**Task requirements:** Pick out every line of the entries below where "Digitalis" occurs, and copy those lines.

------ Records provided

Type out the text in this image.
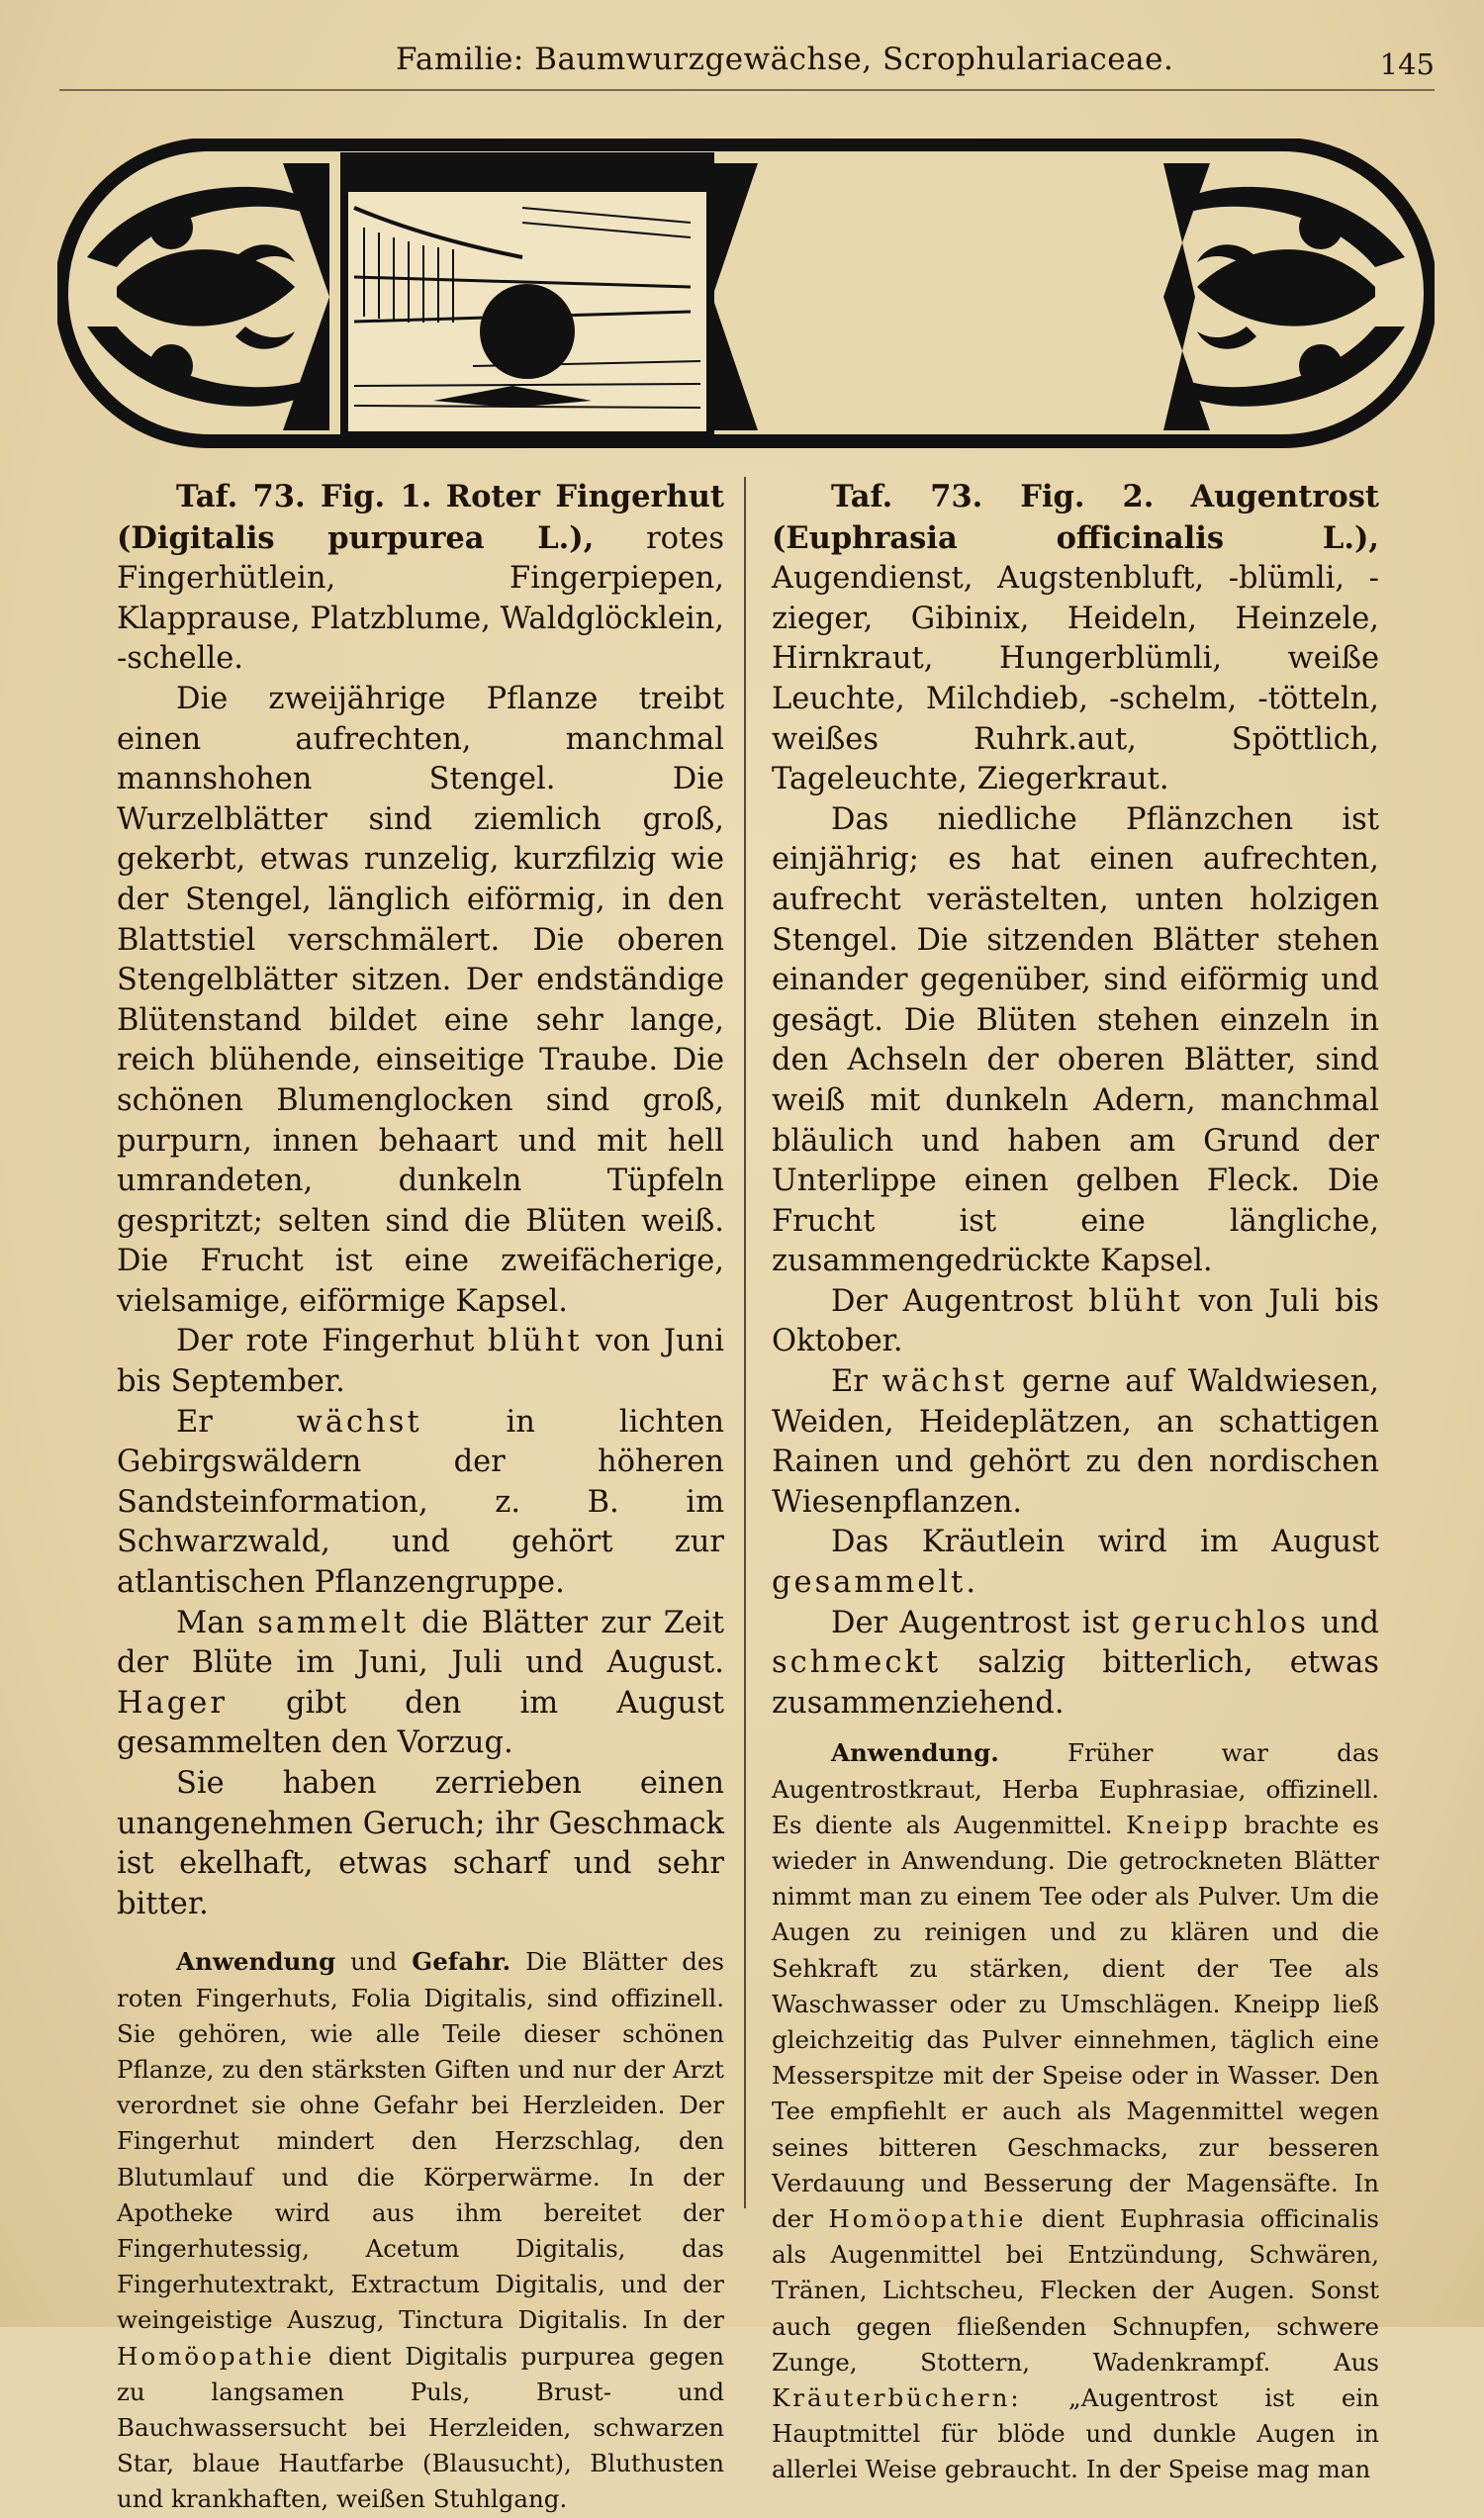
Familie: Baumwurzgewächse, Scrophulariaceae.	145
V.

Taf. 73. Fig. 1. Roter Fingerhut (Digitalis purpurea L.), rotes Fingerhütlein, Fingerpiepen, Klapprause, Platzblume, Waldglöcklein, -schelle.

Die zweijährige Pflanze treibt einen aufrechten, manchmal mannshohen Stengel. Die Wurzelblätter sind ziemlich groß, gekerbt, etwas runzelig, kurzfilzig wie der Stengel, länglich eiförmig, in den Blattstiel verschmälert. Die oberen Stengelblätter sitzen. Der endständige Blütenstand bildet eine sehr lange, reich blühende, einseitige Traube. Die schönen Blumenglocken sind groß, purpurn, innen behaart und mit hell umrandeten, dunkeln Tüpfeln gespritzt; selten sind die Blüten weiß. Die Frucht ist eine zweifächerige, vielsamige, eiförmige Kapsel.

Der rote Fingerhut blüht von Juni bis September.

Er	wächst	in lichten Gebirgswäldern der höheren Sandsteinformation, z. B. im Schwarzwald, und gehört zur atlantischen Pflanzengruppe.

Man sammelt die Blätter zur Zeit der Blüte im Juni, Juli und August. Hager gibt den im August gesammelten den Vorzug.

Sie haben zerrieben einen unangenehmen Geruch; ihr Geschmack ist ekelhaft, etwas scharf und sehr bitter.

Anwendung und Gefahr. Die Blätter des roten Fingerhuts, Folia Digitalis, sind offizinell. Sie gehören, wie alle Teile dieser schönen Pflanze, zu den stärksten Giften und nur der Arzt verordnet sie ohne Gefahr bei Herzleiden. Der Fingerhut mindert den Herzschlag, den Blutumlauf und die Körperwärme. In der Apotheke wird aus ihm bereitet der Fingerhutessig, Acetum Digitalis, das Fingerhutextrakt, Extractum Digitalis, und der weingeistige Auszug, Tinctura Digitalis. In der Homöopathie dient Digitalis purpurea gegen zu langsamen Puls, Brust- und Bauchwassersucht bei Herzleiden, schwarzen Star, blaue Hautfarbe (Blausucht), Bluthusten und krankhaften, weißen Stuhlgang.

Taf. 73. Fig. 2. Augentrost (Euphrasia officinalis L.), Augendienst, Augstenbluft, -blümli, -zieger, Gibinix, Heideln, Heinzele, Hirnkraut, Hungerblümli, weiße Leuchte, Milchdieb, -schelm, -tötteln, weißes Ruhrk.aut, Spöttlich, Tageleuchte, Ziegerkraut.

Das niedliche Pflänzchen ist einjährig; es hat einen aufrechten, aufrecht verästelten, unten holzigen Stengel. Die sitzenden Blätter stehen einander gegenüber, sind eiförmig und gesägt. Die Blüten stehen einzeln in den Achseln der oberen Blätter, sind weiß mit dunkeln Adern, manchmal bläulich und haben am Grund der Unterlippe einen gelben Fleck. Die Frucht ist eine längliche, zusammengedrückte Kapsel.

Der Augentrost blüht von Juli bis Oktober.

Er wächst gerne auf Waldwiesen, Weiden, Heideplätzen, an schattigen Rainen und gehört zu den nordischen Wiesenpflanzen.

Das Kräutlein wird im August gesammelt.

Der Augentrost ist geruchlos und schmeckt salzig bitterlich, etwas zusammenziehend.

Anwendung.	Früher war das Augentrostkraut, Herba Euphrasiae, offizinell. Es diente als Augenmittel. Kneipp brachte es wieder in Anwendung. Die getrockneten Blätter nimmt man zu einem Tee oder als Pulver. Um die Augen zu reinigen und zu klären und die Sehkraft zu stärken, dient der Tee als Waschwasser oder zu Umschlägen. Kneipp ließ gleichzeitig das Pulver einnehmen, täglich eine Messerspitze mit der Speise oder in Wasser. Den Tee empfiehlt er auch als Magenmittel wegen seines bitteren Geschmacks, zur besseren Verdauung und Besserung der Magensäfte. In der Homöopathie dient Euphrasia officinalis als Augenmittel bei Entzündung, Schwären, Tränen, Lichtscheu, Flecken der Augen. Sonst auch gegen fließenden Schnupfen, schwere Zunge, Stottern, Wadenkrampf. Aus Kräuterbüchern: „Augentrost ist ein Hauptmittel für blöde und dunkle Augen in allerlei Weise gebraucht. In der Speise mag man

------------

**Response to this exercise:**
Taf. 73. Fig. 1. Roter Fingerhut (Digitalis purpurea L.), rotes Fingerhütlein, Fingerpiepen, Klapprause, Platzblume, Waldglöcklein, -schelle.
Anwendung und Gefahr. Die Blätter des roten Fingerhuts, Folia Digitalis, sind offizinell. Sie gehören, wie alle Teile dieser schönen Pflanze, zu den stärksten Giften und nur der Arzt verordnet sie ohne Gefahr bei Herzleiden. Der Fingerhut mindert den Herzschlag, den Blutumlauf und die Körperwärme. In der Apotheke wird aus ihm bereitet der Fingerhutessig, Acetum Digitalis, das Fingerhutextrakt, Extractum Digitalis, und der weingeistige Auszug, Tinctura Digitalis. In der Homöopathie dient Digitalis purpurea gegen zu langsamen Puls, Brust- und Bauchwassersucht bei Herzleiden, schwarzen Star, blaue Hautfarbe (Blausucht), Bluthusten und krankhaften, weißen Stuhlgang.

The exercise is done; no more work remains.